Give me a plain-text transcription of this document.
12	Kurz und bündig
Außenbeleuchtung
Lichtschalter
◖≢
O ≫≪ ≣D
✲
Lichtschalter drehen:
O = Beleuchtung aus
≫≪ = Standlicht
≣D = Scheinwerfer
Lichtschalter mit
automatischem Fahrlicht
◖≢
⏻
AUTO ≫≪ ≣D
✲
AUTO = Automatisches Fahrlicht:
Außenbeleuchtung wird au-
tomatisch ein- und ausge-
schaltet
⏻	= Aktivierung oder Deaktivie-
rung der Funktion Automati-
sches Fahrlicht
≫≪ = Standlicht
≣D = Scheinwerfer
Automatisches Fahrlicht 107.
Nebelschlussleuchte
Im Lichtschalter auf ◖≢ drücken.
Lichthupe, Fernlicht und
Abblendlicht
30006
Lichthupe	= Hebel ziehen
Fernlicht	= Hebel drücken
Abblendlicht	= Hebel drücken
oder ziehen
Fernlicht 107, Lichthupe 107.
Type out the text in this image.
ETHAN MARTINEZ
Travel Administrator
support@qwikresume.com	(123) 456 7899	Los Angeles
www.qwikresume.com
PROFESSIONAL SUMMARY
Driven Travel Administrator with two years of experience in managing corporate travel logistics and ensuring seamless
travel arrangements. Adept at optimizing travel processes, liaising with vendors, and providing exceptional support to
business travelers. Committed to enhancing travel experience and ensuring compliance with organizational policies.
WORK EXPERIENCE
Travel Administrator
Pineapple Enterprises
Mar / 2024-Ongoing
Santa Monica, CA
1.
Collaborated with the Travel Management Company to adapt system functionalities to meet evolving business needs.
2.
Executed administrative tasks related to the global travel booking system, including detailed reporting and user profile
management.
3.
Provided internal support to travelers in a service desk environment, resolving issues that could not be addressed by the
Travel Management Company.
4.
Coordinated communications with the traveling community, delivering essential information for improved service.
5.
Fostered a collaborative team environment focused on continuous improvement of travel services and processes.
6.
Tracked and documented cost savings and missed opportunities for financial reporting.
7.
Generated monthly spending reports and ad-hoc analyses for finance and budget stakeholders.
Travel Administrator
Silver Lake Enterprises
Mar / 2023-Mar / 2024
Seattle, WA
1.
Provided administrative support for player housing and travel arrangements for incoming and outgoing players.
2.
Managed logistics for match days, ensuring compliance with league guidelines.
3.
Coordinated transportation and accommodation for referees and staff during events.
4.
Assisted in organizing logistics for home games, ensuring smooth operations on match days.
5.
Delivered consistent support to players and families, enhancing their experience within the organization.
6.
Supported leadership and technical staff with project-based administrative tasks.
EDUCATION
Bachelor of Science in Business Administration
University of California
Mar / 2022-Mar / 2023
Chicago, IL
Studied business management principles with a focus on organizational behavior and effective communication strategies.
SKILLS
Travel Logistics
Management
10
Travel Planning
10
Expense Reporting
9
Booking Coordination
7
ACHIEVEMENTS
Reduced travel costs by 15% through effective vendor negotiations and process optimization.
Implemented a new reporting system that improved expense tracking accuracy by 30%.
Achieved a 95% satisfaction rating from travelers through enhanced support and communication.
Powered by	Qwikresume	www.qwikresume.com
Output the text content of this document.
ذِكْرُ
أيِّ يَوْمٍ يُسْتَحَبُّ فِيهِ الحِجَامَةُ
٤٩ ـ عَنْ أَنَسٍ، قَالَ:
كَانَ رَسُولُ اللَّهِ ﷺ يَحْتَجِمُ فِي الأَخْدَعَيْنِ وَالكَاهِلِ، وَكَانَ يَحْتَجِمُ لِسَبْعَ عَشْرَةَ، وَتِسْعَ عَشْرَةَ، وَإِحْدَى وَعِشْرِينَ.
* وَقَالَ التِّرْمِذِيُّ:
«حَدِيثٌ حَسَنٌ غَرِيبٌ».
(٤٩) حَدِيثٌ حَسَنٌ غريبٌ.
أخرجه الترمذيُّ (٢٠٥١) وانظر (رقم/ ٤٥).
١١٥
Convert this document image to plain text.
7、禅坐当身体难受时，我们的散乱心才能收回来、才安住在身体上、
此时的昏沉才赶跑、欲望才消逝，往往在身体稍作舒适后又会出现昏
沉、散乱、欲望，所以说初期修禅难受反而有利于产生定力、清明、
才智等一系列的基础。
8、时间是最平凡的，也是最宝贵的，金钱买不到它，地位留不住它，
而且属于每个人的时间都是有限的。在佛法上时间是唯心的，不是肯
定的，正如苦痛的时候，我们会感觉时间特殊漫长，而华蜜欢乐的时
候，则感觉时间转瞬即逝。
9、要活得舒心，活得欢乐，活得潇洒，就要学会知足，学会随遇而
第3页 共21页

## Required work
Return all of the data word for word.

## Exercise result
Give me a plain-text transcription of this document.
12	Kurz und bündig
Außenbeleuchtung
Lichtschalter
◖≢
O ≫≪ ≣D
✲
Lichtschalter drehen:
O = Beleuchtung aus
≫≪ = Standlicht
≣D = Scheinwerfer
Lichtschalter mit
automatischem Fahrlicht
◖≢
⏻
AUTO ≫≪ ≣D
✲
AUTO = Automatisches Fahrlicht:
Außenbeleuchtung wird au-
tomatisch ein- und ausge-
schaltet
⏻	= Aktivierung oder Deaktivie-
rung der Funktion Automati-
sches Fahrlicht
≫≪ = Standlicht
≣D = Scheinwerfer
Automatisches Fahrlicht 107.
Nebelschlussleuchte
Im Lichtschalter auf ◖≢ drücken.
Lichthupe, Fernlicht und
Abblendlicht
30006
Lichthupe	= Hebel ziehen
Fernlicht	= Hebel drücken
Abblendlicht	= Hebel drücken
oder ziehen
Fernlicht 107, Lichthupe 107.
Type out the text in this image.
ETHAN MARTINEZ
Travel Administrator
support@qwikresume.com	(123) 456 7899	Los Angeles
www.qwikresume.com
PROFESSIONAL SUMMARY
Driven Travel Administrator with two years of experience in managing corporate travel logistics and ensuring seamless
travel arrangements. Adept at optimizing travel processes, liaising with vendors, and providing exceptional support to
business travelers. Committed to enhancing travel experience and ensuring compliance with organizational policies.
WORK EXPERIENCE
Travel Administrator
Pineapple Enterprises
Mar / 2024-Ongoing
Santa Monica, CA
1.
Collaborated with the Travel Management Company to adapt system functionalities to meet evolving business needs.
2.
Executed administrative tasks related to the global travel booking system, including detailed reporting and user profile
management.
3.
Provided internal support to travelers in a service desk environment, resolving issues that could not be addressed by the
Travel Management Company.
4.
Coordinated communications with the traveling community, delivering essential information for improved service.
5.
Fostered a collaborative team environment focused on continuous improvement of travel services and processes.
6.
Tracked and documented cost savings and missed opportunities for financial reporting.
7.
Generated monthly spending reports and ad-hoc analyses for finance and budget stakeholders.
Travel Administrator
Silver Lake Enterprises
Mar / 2023-Mar / 2024
Seattle, WA
1.
Provided administrative support for player housing and travel arrangements for incoming and outgoing players.
2.
Managed logistics for match days, ensuring compliance with league guidelines.
3.
Coordinated transportation and accommodation for referees and staff during events.
4.
Assisted in organizing logistics for home games, ensuring smooth operations on match days.
5.
Delivered consistent support to players and families, enhancing their experience within the organization.
6.
Supported leadership and technical staff with project-based administrative tasks.
EDUCATION
Bachelor of Science in Business Administration
University of California
Mar / 2022-Mar / 2023
Chicago, IL
Studied business management principles with a focus on organizational behavior and effective communication strategies.
SKILLS
Travel Logistics
Management
10
Travel Planning
10
Expense Reporting
9
Booking Coordination
7
ACHIEVEMENTS
Reduced travel costs by 15% through effective vendor negotiations and process optimization.
Implemented a new reporting system that improved expense tracking accuracy by 30%.
Achieved a 95% satisfaction rating from travelers through enhanced support and communication.
Powered by	Qwikresume	www.qwikresume.com
Output the text content of this document.
ذِكْرُ
أيِّ يَوْمٍ يُسْتَحَبُّ فِيهِ الحِجَامَةُ
٤٩ ـ عَنْ أَنَسٍ، قَالَ:
كَانَ رَسُولُ اللَّهِ ﷺ يَحْتَجِمُ فِي الأَخْدَعَيْنِ وَالكَاهِلِ، وَكَانَ يَحْتَجِمُ لِسَبْعَ عَشْرَةَ، وَتِسْعَ عَشْرَةَ، وَإِحْدَى وَعِشْرِينَ.
* وَقَالَ التِّرْمِذِيُّ:
«حَدِيثٌ حَسَنٌ غَرِيبٌ».
(٤٩) حَدِيثٌ حَسَنٌ غريبٌ.
أخرجه الترمذيُّ (٢٠٥١) وانظر (رقم/ ٤٥).
١١٥
Convert this document image to plain text.
7、禅坐当身体难受时，我们的散乱心才能收回来、才安住在身体上、
此时的昏沉才赶跑、欲望才消逝，往往在身体稍作舒适后又会出现昏
沉、散乱、欲望，所以说初期修禅难受反而有利于产生定力、清明、
才智等一系列的基础。
8、时间是最平凡的，也是最宝贵的，金钱买不到它，地位留不住它，
而且属于每个人的时间都是有限的。在佛法上时间是唯心的，不是肯
定的，正如苦痛的时候，我们会感觉时间特殊漫长，而华蜜欢乐的时
候，则感觉时间转瞬即逝。
9、要活得舒心，活得欢乐，活得潇洒，就要学会知足，学会随遇而
第3页 共21页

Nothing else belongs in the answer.